= Philonome (daughter of Tragasus) =

Mythological queen of Troad

In Greek mythology, Philonome (Φιλονόμη) or Phylonome is the daughter of Tragasus and second wife of king Cycnus, thus stepmother to his children Tenes and Hemithea. She features in a short myth where she falsely accuses her stepson of rape to his father after failing to seduce him herself. Philonome's myth is a typical example of the "Potiphar's wife", a common motif in mythology and folklore.

== Family ==
Philonome was the daughter of Tragasus via an unnamed mother. In some authors she is also called Polyboea or Scamandria.

== Mythology ==
Philonome was the second wife of king Cycnus of Colonae, a city in the Troad region of northwestern Asia Minor. Through her marriage she became stepmother to Cycnus' two children by his previous marriage, Tenes and Hemithea. Philonome desired her stepson Tenes romantically and tried to seduce him, only for her efforts to fail. In revenge she falsely accused Tenes of attempting (or even managing) to violate her, and brought the flute-player Eumolpus or Molpus as her false witness.

Cycnus believed her tale at first, so he locked up Tenes and Hemithea into a chest he set adrift into the sea, until the chest washed up on shores of Tenedos, an island opposite of Troad. However the falsehood did not last forever and Cycnus eventually learnt the truth, so he stoned Eumolpus to death and buried Philonome alive into the ground.

▶ **PROVIDED INFORMATION**
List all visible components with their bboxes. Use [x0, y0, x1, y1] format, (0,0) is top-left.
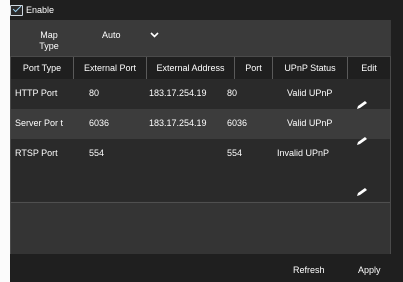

--

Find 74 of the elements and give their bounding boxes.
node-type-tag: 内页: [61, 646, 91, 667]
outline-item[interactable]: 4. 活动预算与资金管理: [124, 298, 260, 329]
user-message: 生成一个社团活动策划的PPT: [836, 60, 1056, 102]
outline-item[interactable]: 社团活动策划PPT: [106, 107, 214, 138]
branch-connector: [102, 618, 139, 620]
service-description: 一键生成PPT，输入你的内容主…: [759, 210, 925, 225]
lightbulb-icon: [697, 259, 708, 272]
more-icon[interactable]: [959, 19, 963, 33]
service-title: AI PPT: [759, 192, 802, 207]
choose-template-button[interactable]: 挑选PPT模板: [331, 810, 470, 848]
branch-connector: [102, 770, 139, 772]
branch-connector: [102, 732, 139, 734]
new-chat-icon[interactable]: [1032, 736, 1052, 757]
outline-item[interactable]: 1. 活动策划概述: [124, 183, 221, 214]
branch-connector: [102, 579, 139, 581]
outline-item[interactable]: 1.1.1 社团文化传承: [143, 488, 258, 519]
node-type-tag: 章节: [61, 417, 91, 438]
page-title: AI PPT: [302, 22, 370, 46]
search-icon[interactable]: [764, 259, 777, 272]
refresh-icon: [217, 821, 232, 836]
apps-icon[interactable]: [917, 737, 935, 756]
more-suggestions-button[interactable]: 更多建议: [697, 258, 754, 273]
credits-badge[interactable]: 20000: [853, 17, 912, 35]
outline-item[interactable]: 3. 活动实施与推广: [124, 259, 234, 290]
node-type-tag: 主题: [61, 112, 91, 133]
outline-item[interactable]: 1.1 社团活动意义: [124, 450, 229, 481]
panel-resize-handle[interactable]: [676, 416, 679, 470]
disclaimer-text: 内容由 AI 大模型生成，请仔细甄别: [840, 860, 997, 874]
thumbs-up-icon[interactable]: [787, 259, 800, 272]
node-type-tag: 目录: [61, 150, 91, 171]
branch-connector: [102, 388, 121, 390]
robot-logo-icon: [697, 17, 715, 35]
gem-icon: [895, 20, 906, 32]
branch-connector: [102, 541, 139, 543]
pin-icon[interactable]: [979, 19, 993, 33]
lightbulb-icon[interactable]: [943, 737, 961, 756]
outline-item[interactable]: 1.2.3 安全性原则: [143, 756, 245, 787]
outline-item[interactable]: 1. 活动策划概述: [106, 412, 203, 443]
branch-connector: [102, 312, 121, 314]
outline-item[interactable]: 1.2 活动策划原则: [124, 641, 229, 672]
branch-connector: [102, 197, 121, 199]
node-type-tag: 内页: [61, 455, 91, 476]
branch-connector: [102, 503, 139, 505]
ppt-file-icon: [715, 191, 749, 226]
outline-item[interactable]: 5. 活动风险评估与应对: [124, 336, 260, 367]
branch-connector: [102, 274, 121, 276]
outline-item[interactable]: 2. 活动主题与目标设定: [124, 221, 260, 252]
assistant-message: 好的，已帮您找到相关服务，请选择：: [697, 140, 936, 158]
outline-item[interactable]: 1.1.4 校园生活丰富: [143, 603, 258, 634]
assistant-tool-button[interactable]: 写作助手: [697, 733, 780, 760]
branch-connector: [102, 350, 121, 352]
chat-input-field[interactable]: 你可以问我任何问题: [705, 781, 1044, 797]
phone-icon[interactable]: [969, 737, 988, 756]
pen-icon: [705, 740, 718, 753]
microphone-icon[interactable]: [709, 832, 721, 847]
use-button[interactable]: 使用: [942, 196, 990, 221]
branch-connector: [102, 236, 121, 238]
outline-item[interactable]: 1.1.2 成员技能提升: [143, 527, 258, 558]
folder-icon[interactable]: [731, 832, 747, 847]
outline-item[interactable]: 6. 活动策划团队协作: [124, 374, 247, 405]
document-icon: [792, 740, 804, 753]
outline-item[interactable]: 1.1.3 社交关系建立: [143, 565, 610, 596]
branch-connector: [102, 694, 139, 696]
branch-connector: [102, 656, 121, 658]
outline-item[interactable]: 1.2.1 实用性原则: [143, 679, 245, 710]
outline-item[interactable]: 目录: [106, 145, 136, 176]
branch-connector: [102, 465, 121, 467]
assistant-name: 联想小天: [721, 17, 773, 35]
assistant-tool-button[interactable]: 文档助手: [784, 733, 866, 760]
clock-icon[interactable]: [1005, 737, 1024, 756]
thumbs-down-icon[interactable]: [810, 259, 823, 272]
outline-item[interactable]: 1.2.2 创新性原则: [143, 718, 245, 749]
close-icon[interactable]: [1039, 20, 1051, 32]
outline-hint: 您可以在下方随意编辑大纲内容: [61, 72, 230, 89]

▶ **TASKS FOR THIS EXERCISE**
**1)** Answer these questions using the article on Philonome:
(a) What two other names do some authors give her?
(b) Whom did she bring as her false witness?
(c) Where did the chest carrying Tenes and Hemithea wash up?
**2)** Carry on the article on Philonome from its last sentence.

▶ **OUTPUTS**
**1)**
(a) Polyboea or Scamandria.
(b) The flute-player Eumolpus, also called Molpus.
(c) On the shores of Tenedos, an island opposite the Troad.

**2)**
== Symbolism ==
The myth of Philonome and Tenes is one of several examples of the popular 'Potiphar's wife' motif commonly found in Greek mythology and other folklore in which a woman, usually an already married one, tries and fails to seduce a man and then attempts to accuse him of rape. The most known case of that in Greek myth is Hippolytus and Phaedra, the son and wife of the Athenian hero Theseus, though other notable examples include Eunostus and Ochne, or Antheus and Cleoboea. A lot of time those false accusations come from a place of hurt pride, though also commonly fear of being reported to their husbands or other male relatives.

Several authors mention Philonome's tale starting with a fragment from a mostly lost fifth-century BC tragedy Tennes, dubiously attributed to Euripides, which informs us that Cycnus killed his wife after he discovered her treachery, and Lycophron in the fourth century BC. The detail of the flute-player that supports the queen's sladers is an old but not consistent element, whose tale was used to explain the exclusion of flute-players from the shrine of Tenes at Tenedos.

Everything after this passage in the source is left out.